** Opening PROVIDED PASSAGE block **
- Directed by: Spencer Gordon Bennet Fred C. Brannon
- Written by: Royal Cole Albert DeMond Basil Dickey Lynn Perkins Joseph Poland Barney Sarecky
- Produced by: Ronald Davidson
- Starring: Dennis Moore Linda Stirling Roy Barcroft James Craven Bud Geary John Davidson
- Cinematography: Bud Thackery
- Music by: Mort Glickman
- Distributed by: Republic Pictures
- Release dates: October 6, 1945 (U.S. serial); March 25, 1957 (U.S. re-release); 1966 (U.S. TV);
- Running time: 15 chapters (209 minutes) (serial) 100 minutes (TV)
- Country: United States
- Language: English
- Budget: $160,057 (negative cost: $183,803)

= The Purple Monster Strikes =

1945 film by Fred C. Brannon, Spencer Gordon Bennet

The Purple Monster Strikes is a 1945 Republic Movie serial. It was also released as a Century 66 television film under the title D-Day on Mars (1966).

The original production title for the serial was The Purple Shadow Strikes. The sequel to this serial was the 1950 Flying Disc Man from Mars, which used much of the footage from the original.

==Plot==
Astronomer Cyrus Layton is working late one night on his new airplane design in his observatory. He witnesses what he believes is a meteorite landing in the far distance. He contacts his niece Sheila and asks her to bring Craig Foster to the observatory to help analyze his discovery; he then sets out to search for the meteorite crater. Layton instead discovers a crashed spaceship; the ship's pilot emerges and explains that he is from the planet Mars.

Mistakenly thinking the alien is friendly, Layton takes him back to the observatory. Once there the Martian, calling himself "The Purple Monster," wishes to see Layton's designs for the new airplane/spaceship. He proudly shows the alien his designs until the alien explains that he is now stealing them, to build a spaceship for himself to fly back to Mars, where a fleet of the ships will then be used invade the Earth. When Dr. Layton objects, the Martian murders him with a weapon that emits a "carbo-oxide" gas, which kills instantly. The alien then transforms into a ghost and takes over Dr Layton's body. Doing so fools the astronomer's niece Sheila and criminologist Craig Foster, both of whom work with Dr. Layton's foundation, which is responsible for commissioning the spaceship project.
** Closing PROVIDED PASSAGE block **
[WHAT YOU SHOULD DO]: Reproduce verbatim the stretch of the article on The Purple Monster Strikes from "- Country: United" through "on Mars (1966).".
** Opening INFORMATION SUPPLIED block **
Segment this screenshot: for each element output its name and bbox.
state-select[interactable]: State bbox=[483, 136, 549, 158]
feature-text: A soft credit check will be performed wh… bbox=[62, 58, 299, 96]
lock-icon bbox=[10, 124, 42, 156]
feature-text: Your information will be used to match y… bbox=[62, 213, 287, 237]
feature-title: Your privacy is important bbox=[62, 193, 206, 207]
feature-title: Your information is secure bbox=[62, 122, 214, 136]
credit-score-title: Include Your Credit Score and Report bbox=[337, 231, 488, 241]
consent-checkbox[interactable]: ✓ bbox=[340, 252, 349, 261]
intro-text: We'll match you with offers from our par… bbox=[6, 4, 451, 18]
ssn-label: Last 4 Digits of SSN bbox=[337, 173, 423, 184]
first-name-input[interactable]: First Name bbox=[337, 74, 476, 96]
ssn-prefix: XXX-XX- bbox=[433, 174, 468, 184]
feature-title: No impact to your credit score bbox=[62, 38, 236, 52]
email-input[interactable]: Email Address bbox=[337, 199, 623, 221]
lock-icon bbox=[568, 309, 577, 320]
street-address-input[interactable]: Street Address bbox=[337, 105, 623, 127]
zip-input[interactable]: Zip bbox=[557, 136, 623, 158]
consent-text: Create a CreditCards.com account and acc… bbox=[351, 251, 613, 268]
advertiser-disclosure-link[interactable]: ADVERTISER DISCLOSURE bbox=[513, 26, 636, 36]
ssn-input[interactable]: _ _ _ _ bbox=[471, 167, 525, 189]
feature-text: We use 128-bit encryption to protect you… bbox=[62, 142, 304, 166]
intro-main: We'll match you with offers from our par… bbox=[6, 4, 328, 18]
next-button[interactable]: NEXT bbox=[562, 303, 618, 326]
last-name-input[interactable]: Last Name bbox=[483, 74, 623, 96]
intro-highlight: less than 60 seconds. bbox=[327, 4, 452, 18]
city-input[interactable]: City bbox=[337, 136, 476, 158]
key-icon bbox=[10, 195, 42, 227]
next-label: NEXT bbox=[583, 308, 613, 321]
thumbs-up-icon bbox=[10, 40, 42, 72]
** Closing INFORMATION SUPPLIED block **
[ANSWER AREA]:
- Country: United States
- Language: English
- Budget: $160,057 (negative cost: $183,803)

= The Purple Monster Strikes =

1945 film by Fred C. Brannon, Spencer Gordon Bennet

The Purple Monster Strikes is a 1945 Republic Movie serial. It was also released as a Century 66 television film under the title D-Day on Mars (1966).